What is expected
Count lines with the string "AstraZeneca" in them. State the number alone.

***** Records supplied *****

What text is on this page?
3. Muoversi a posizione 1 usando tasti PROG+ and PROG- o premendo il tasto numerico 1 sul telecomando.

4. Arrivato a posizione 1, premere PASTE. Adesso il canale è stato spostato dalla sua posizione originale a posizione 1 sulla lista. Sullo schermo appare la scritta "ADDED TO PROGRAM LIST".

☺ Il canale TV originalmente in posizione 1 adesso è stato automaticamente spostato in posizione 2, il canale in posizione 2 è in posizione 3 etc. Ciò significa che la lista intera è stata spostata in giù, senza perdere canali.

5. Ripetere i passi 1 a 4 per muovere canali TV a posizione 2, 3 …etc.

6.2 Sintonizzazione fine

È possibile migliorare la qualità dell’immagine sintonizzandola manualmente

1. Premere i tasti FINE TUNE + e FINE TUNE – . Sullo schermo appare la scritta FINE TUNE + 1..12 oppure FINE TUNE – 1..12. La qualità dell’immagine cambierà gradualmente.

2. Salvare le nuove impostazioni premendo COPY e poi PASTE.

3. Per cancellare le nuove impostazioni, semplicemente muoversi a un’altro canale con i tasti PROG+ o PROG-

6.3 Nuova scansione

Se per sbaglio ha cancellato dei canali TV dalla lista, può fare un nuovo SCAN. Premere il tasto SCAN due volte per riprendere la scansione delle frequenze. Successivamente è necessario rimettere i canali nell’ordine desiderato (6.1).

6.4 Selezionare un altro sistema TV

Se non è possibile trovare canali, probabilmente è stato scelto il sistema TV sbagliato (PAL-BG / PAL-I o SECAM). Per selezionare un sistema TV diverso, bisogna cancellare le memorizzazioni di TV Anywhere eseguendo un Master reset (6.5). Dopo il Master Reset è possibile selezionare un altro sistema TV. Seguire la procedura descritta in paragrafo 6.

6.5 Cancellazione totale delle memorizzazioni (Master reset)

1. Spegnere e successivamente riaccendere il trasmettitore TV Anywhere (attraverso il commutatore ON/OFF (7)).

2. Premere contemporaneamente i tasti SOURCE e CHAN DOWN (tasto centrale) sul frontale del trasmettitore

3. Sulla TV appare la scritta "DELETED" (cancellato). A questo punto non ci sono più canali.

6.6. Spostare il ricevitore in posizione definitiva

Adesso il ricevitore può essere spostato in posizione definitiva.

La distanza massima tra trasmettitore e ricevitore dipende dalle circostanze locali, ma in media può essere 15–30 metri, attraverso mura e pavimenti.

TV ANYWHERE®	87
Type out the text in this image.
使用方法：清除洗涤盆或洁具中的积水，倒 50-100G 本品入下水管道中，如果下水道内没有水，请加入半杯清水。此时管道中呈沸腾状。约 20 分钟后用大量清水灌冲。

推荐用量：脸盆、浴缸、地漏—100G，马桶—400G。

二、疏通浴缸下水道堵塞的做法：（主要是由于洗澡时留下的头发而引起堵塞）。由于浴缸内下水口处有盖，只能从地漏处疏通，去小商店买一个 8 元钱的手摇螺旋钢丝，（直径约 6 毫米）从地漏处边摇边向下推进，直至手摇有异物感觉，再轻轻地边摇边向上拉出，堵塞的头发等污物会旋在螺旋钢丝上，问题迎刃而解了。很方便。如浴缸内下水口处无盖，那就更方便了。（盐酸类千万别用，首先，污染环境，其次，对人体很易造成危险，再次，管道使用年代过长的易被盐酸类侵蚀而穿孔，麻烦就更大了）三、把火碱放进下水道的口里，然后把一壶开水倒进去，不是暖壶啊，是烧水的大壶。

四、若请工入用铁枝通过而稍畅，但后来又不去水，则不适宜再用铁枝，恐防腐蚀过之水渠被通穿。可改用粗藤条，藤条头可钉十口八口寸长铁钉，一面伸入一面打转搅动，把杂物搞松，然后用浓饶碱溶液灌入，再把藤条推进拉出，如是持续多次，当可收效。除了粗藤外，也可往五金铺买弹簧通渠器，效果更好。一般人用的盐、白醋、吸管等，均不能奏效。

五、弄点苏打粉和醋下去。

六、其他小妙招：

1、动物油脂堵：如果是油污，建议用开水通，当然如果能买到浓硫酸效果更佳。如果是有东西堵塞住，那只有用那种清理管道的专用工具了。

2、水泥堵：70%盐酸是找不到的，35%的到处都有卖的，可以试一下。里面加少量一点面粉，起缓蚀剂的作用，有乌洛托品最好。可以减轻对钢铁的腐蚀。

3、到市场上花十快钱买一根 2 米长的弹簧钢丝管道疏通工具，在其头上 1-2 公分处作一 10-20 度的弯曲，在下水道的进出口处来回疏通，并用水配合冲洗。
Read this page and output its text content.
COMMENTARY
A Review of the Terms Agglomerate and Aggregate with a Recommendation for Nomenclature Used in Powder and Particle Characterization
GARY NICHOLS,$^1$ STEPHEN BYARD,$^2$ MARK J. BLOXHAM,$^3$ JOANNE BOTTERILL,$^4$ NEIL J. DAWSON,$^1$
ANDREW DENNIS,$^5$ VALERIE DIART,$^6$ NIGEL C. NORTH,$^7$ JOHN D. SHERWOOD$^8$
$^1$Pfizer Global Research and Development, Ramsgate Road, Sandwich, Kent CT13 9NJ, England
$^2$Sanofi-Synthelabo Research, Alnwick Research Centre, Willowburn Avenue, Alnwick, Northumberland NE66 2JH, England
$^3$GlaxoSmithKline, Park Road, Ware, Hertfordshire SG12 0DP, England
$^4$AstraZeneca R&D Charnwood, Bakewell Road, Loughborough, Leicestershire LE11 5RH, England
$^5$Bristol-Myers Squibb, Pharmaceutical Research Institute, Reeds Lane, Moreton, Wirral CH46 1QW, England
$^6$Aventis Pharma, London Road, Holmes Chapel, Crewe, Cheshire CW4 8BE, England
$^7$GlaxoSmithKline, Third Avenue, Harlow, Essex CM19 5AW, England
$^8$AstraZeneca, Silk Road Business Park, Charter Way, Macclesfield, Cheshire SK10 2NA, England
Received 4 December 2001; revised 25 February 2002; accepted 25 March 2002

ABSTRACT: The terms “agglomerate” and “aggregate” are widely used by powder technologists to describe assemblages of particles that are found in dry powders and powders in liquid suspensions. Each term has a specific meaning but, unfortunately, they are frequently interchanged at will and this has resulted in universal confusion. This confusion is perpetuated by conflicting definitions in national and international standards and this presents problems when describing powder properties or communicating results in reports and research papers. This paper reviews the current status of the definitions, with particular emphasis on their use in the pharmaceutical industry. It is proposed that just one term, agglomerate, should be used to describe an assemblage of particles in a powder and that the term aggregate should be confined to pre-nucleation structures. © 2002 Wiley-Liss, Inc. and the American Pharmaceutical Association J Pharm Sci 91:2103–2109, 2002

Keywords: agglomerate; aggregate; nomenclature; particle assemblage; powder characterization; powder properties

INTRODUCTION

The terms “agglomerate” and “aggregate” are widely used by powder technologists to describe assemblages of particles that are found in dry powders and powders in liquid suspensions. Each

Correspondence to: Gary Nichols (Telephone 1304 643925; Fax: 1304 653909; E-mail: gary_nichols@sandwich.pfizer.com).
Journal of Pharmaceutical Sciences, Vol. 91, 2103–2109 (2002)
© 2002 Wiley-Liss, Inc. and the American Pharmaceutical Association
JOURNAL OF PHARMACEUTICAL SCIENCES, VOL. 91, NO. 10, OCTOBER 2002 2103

*****

Result below
2